## START Data for processing
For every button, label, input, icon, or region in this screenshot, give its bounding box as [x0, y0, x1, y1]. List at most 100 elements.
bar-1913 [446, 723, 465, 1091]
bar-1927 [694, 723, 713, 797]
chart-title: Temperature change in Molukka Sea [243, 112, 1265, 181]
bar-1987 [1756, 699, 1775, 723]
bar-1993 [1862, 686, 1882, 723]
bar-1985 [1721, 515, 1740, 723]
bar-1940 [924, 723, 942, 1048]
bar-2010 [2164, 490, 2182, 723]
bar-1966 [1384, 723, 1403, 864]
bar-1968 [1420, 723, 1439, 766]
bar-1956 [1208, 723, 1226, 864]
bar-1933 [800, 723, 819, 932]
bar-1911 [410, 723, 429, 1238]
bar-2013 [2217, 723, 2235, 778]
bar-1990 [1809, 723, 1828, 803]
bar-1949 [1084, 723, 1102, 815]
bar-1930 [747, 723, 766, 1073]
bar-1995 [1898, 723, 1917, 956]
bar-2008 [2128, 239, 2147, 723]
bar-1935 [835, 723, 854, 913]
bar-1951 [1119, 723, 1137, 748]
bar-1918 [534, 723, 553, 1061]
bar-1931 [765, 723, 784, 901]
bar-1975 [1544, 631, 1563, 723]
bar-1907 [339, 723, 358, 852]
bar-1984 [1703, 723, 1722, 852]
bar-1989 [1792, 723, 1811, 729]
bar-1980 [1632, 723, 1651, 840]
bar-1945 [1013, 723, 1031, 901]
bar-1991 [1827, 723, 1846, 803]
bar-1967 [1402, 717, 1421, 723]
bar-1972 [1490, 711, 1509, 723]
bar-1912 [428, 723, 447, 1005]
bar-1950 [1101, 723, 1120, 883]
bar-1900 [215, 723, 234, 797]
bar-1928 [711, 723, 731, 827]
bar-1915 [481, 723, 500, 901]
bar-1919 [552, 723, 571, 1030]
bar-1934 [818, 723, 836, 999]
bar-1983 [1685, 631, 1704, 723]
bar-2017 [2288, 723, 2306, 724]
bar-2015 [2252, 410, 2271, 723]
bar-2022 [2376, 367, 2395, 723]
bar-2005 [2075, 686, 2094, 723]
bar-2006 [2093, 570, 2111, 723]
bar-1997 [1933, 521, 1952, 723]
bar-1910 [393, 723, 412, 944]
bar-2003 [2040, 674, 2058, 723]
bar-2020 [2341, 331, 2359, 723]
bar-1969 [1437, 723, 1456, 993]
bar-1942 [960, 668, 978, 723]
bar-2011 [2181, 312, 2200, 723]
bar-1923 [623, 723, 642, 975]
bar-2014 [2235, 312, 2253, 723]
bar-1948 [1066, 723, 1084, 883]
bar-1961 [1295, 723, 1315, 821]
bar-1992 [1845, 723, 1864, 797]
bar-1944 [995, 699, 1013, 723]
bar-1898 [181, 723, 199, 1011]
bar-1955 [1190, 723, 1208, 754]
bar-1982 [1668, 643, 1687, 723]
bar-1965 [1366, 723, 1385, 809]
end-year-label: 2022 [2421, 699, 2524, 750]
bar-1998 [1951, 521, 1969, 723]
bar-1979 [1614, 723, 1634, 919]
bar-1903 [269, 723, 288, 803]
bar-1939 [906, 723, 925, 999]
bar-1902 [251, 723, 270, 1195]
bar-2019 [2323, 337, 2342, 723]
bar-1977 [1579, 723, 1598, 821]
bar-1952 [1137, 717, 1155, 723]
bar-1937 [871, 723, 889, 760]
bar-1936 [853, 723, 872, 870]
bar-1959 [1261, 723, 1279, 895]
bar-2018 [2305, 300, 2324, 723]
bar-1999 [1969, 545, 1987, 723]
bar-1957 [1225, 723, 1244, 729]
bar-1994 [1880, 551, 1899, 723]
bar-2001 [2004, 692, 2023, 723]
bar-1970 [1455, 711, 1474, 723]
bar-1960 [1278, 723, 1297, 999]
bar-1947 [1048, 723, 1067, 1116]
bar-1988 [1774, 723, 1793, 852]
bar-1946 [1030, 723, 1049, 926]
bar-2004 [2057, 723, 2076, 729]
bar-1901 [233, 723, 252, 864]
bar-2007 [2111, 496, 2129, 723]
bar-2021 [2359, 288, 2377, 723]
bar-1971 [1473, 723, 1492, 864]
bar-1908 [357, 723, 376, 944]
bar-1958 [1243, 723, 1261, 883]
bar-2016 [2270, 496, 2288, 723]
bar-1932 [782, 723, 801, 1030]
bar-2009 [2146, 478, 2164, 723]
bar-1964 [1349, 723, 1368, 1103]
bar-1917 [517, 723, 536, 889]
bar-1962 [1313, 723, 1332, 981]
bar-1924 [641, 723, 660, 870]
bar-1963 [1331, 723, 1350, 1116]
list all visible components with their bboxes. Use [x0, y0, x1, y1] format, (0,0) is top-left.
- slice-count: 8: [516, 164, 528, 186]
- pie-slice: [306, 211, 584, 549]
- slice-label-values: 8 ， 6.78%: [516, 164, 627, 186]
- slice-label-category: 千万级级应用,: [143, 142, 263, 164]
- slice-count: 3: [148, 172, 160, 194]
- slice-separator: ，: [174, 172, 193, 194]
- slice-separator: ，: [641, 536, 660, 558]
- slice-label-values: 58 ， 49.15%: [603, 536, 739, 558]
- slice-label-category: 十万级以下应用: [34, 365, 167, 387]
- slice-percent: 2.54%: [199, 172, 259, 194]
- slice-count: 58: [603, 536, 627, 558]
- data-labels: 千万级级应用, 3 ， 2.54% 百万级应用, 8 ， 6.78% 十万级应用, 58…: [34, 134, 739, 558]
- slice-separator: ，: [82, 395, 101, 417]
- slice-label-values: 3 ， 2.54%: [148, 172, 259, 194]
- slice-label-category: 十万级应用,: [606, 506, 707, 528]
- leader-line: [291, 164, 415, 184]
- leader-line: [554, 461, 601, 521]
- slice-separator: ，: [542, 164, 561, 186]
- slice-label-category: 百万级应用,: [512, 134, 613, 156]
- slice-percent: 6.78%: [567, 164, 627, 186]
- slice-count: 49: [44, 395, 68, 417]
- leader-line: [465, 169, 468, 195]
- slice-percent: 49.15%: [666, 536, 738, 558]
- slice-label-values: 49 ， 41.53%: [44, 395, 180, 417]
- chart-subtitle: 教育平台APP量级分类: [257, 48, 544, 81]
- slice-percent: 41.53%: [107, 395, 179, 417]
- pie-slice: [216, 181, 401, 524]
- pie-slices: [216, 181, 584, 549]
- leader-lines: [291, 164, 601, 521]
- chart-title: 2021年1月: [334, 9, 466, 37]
## END Data for processing
Problem to solve >>
From the records above, keep only the lines that contain the string "values" and copy each of them out in full. The match is case-sensitive.

Worked solution >>
- slice-label-values: 8 ， 6.78%: [516, 164, 627, 186]
- slice-label-values: 58 ， 49.15%: [603, 536, 739, 558]
- slice-label-values: 3 ， 2.54%: [148, 172, 259, 194]
- slice-label-values: 49 ， 41.53%: [44, 395, 180, 417]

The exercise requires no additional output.